What you have to do :: All the data below goes into the copy word for word, but the pictures don't.

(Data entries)
>>>>
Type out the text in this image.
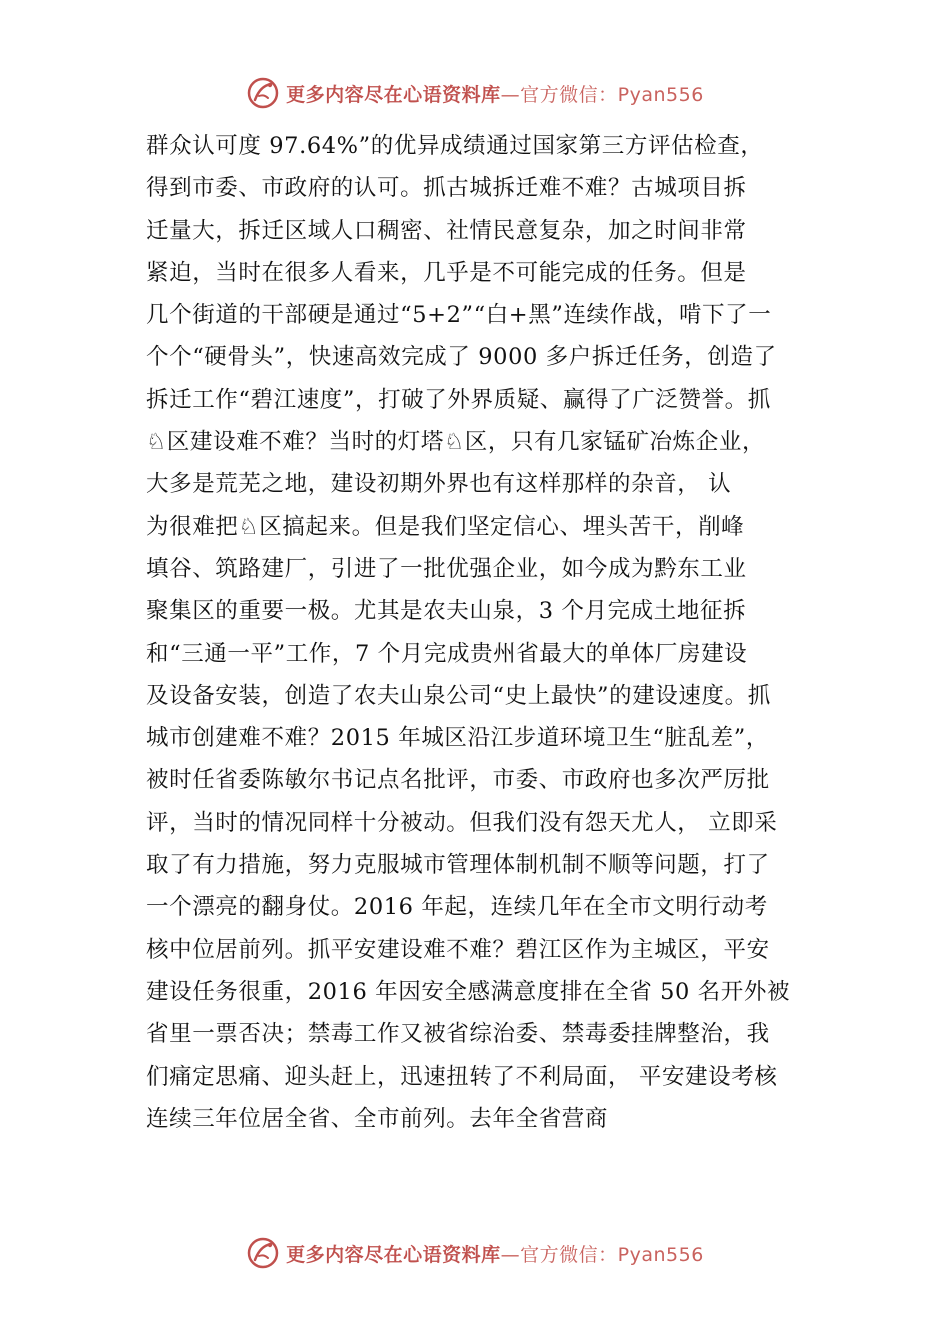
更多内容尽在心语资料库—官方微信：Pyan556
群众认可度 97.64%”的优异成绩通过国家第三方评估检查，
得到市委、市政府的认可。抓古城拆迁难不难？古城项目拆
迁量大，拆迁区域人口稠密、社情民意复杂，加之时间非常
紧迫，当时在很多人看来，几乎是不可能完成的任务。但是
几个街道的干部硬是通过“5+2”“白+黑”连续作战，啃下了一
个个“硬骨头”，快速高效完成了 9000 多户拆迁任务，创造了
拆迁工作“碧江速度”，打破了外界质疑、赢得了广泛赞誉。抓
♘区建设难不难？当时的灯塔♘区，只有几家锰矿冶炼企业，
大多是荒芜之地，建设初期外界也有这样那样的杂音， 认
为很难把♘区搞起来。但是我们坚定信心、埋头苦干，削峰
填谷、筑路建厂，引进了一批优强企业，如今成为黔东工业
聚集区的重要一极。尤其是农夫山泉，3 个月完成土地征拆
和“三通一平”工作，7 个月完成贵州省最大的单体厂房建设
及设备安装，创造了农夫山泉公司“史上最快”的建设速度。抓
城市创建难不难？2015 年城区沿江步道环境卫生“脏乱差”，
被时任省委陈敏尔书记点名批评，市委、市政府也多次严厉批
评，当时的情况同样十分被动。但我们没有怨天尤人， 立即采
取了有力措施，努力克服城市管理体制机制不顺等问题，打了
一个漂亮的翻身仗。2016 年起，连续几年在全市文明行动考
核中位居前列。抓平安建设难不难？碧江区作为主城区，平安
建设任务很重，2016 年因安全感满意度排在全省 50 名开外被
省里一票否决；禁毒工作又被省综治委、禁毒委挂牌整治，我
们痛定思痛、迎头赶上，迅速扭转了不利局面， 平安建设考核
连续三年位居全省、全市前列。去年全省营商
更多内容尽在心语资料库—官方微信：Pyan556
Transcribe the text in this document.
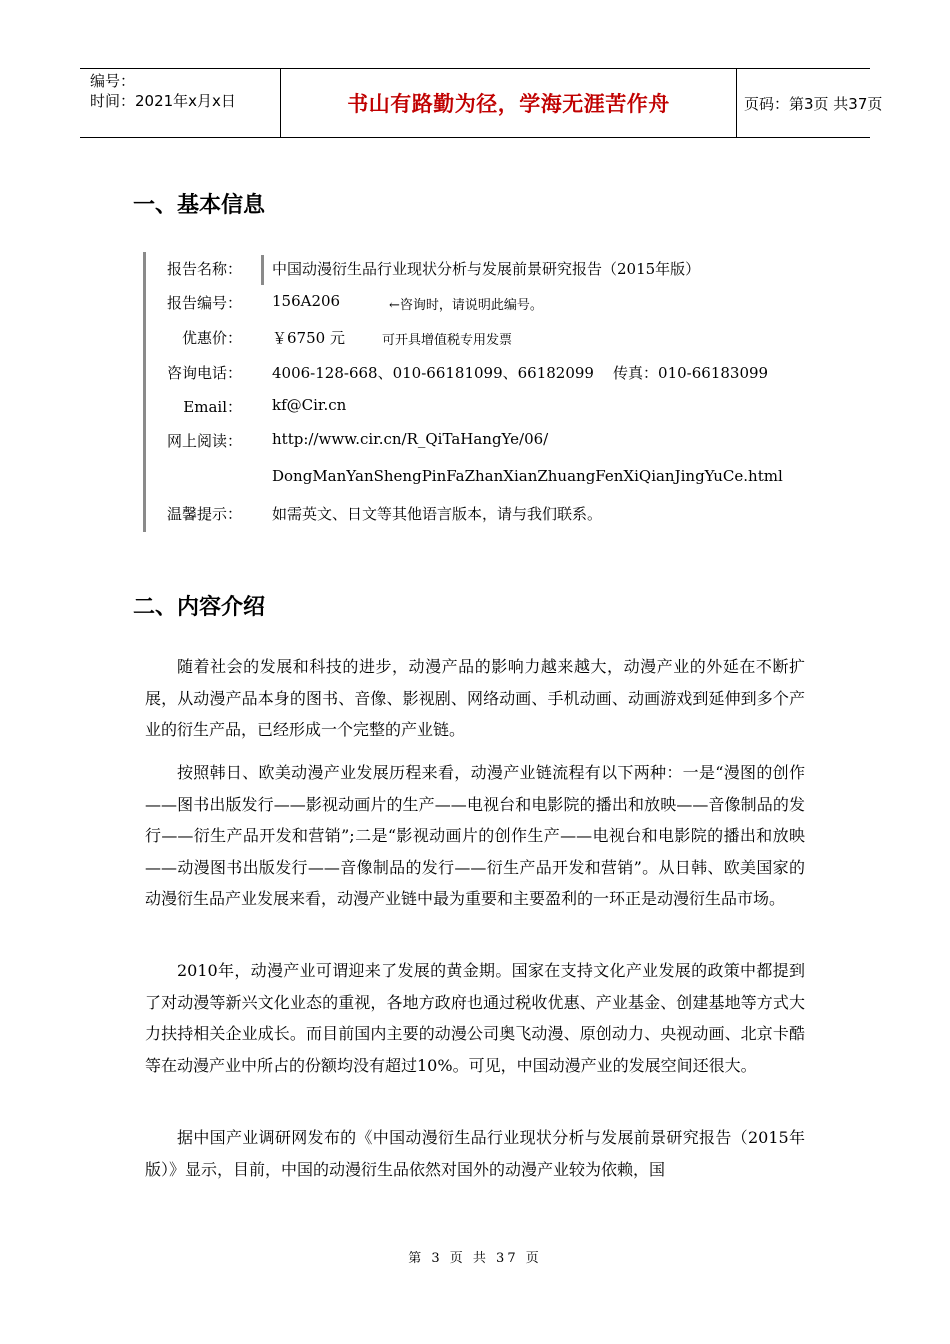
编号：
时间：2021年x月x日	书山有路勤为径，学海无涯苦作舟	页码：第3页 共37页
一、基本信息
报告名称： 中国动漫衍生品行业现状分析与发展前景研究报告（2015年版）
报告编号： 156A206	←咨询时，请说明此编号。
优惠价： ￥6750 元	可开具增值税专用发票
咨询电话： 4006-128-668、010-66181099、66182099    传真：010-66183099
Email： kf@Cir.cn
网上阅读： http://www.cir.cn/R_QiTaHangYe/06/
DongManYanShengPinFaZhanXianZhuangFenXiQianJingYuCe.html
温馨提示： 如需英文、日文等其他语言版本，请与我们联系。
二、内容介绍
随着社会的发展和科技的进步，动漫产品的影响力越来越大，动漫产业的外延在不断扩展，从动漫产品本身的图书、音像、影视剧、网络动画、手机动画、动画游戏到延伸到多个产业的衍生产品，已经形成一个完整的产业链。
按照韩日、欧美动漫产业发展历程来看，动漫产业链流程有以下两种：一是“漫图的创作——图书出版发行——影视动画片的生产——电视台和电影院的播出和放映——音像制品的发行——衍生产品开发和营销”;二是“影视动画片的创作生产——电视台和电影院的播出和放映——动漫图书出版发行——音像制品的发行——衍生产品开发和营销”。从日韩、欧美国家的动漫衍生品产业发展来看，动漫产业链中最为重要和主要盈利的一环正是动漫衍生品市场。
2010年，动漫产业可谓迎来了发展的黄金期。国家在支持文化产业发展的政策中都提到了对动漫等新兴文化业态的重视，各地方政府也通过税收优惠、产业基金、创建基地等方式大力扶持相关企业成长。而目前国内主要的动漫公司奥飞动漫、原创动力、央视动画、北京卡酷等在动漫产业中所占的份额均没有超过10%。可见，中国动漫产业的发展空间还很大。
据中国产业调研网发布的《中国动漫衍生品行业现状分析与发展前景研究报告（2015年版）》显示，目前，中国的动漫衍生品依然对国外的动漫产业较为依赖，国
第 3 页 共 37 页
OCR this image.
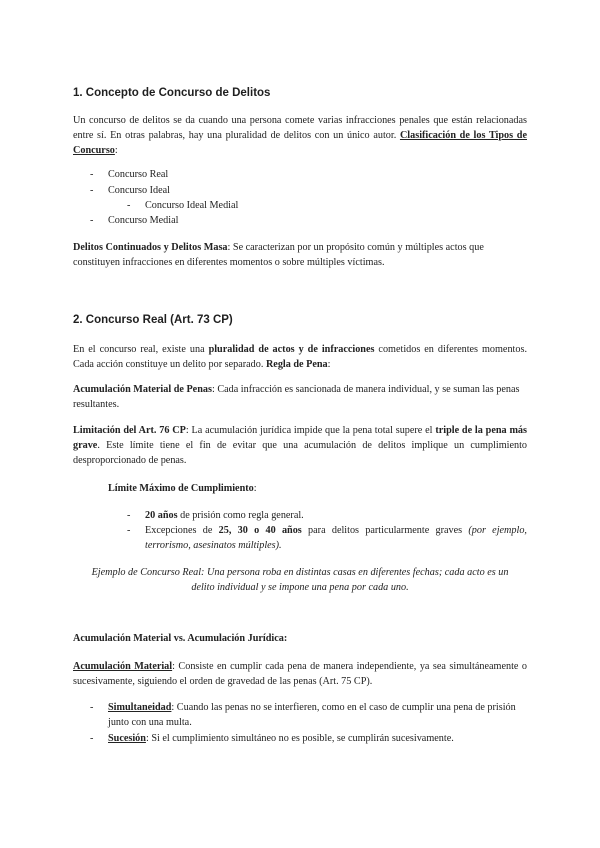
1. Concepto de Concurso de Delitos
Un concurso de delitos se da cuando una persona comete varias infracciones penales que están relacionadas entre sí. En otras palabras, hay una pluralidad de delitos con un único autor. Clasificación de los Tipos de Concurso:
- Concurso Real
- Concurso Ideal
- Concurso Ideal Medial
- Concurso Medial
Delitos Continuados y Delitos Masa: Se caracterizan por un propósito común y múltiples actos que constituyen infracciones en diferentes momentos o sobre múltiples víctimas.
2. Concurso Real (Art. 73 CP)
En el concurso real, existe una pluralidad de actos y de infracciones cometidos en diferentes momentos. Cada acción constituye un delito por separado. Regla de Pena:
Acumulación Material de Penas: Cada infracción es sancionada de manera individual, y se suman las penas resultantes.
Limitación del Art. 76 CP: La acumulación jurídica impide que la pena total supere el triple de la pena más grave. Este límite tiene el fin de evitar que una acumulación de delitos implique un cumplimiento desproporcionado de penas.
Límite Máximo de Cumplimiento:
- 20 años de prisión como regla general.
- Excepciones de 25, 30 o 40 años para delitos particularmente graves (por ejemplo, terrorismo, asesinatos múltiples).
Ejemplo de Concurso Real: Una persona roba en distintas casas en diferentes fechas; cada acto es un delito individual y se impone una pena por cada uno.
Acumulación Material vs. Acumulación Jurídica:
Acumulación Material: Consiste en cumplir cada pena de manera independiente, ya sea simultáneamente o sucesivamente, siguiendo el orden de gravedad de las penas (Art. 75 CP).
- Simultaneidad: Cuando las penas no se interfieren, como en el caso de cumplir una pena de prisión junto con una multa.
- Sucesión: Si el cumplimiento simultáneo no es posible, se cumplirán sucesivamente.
<<<<
Solution to this problem ::
Type out the text in this image.
更多内容尽在心语资料库—官方微信：Pyan556
群众认可度 97.64%”的优异成绩通过国家第三方评估检查，
得到市委、市政府的认可。抓古城拆迁难不难？古城项目拆
迁量大，拆迁区域人口稠密、社情民意复杂，加之时间非常
紧迫，当时在很多人看来，几乎是不可能完成的任务。但是
几个街道的干部硬是通过“5+2”“白+黑”连续作战，啃下了一
个个“硬骨头”，快速高效完成了 9000 多户拆迁任务，创造了
拆迁工作“碧江速度”，打破了外界质疑、赢得了广泛赞誉。抓
♘区建设难不难？当时的灯塔♘区，只有几家锰矿冶炼企业，
大多是荒芜之地，建设初期外界也有这样那样的杂音， 认
为很难把♘区搞起来。但是我们坚定信心、埋头苦干，削峰
填谷、筑路建厂，引进了一批优强企业，如今成为黔东工业
聚集区的重要一极。尤其是农夫山泉，3 个月完成土地征拆
和“三通一平”工作，7 个月完成贵州省最大的单体厂房建设
及设备安装，创造了农夫山泉公司“史上最快”的建设速度。抓
城市创建难不难？2015 年城区沿江步道环境卫生“脏乱差”，
被时任省委陈敏尔书记点名批评，市委、市政府也多次严厉批
评，当时的情况同样十分被动。但我们没有怨天尤人， 立即采
取了有力措施，努力克服城市管理体制机制不顺等问题，打了
一个漂亮的翻身仗。2016 年起，连续几年在全市文明行动考
核中位居前列。抓平安建设难不难？碧江区作为主城区，平安
建设任务很重，2016 年因安全感满意度排在全省 50 名开外被
省里一票否决；禁毒工作又被省综治委、禁毒委挂牌整治，我
们痛定思痛、迎头赶上，迅速扭转了不利局面， 平安建设考核
连续三年位居全省、全市前列。去年全省营商
更多内容尽在心语资料库—官方微信：Pyan556
Transcribe the text in this document.
编号：
时间：2021年x月x日	书山有路勤为径，学海无涯苦作舟	页码：第3页 共37页
一、基本信息
报告名称： 中国动漫衍生品行业现状分析与发展前景研究报告（2015年版）
报告编号： 156A206	←咨询时，请说明此编号。
优惠价： ￥6750 元	可开具增值税专用发票
咨询电话： 4006-128-668、010-66181099、66182099    传真：010-66183099
Email： kf@Cir.cn
网上阅读： http://www.cir.cn/R_QiTaHangYe/06/
DongManYanShengPinFaZhanXianZhuangFenXiQianJingYuCe.html
温馨提示： 如需英文、日文等其他语言版本，请与我们联系。
二、内容介绍
随着社会的发展和科技的进步，动漫产品的影响力越来越大，动漫产业的外延在不断扩展，从动漫产品本身的图书、音像、影视剧、网络动画、手机动画、动画游戏到延伸到多个产业的衍生产品，已经形成一个完整的产业链。
按照韩日、欧美动漫产业发展历程来看，动漫产业链流程有以下两种：一是“漫图的创作——图书出版发行——影视动画片的生产——电视台和电影院的播出和放映——音像制品的发行——衍生产品开发和营销”;二是“影视动画片的创作生产——电视台和电影院的播出和放映——动漫图书出版发行——音像制品的发行——衍生产品开发和营销”。从日韩、欧美国家的动漫衍生品产业发展来看，动漫产业链中最为重要和主要盈利的一环正是动漫衍生品市场。
2010年，动漫产业可谓迎来了发展的黄金期。国家在支持文化产业发展的政策中都提到了对动漫等新兴文化业态的重视，各地方政府也通过税收优惠、产业基金、创建基地等方式大力扶持相关企业成长。而目前国内主要的动漫公司奥飞动漫、原创动力、央视动画、北京卡酷等在动漫产业中所占的份额均没有超过10%。可见，中国动漫产业的发展空间还很大。
据中国产业调研网发布的《中国动漫衍生品行业现状分析与发展前景研究报告（2015年版）》显示，目前，中国的动漫衍生品依然对国外的动漫产业较为依赖，国
第 3 页 共 37 页
OCR this image.
1. Concepto de Concurso de Delitos
Un concurso de delitos se da cuando una persona comete varias infracciones penales que están relacionadas entre sí. En otras palabras, hay una pluralidad de delitos con un único autor. Clasificación de los Tipos de Concurso:
- Concurso Real
- Concurso Ideal
- Concurso Ideal Medial
- Concurso Medial
Delitos Continuados y Delitos Masa: Se caracterizan por un propósito común y múltiples actos que constituyen infracciones en diferentes momentos o sobre múltiples víctimas.
2. Concurso Real (Art. 73 CP)
En el concurso real, existe una pluralidad de actos y de infracciones cometidos en diferentes momentos. Cada acción constituye un delito por separado. Regla de Pena:
Acumulación Material de Penas: Cada infracción es sancionada de manera individual, y se suman las penas resultantes.
Limitación del Art. 76 CP: La acumulación jurídica impide que la pena total supere el triple de la pena más grave. Este límite tiene el fin de evitar que una acumulación de delitos implique un cumplimiento desproporcionado de penas.
Límite Máximo de Cumplimiento:
- 20 años de prisión como regla general.
- Excepciones de 25, 30 o 40 años para delitos particularmente graves (por ejemplo, terrorismo, asesinatos múltiples).
Ejemplo de Concurso Real: Una persona roba en distintas casas en diferentes fechas; cada acto es un delito individual y se impone una pena por cada uno.
Acumulación Material vs. Acumulación Jurídica:
Acumulación Material: Consiste en cumplir cada pena de manera independiente, ya sea simultáneamente o sucesivamente, siguiendo el orden de gravedad de las penas (Art. 75 CP).
- Simultaneidad: Cuando las penas no se interfieren, como en el caso de cumplir una pena de prisión junto con una multa.
- Sucesión: Si el cumplimiento simultáneo no es posible, se cumplirán sucesivamente.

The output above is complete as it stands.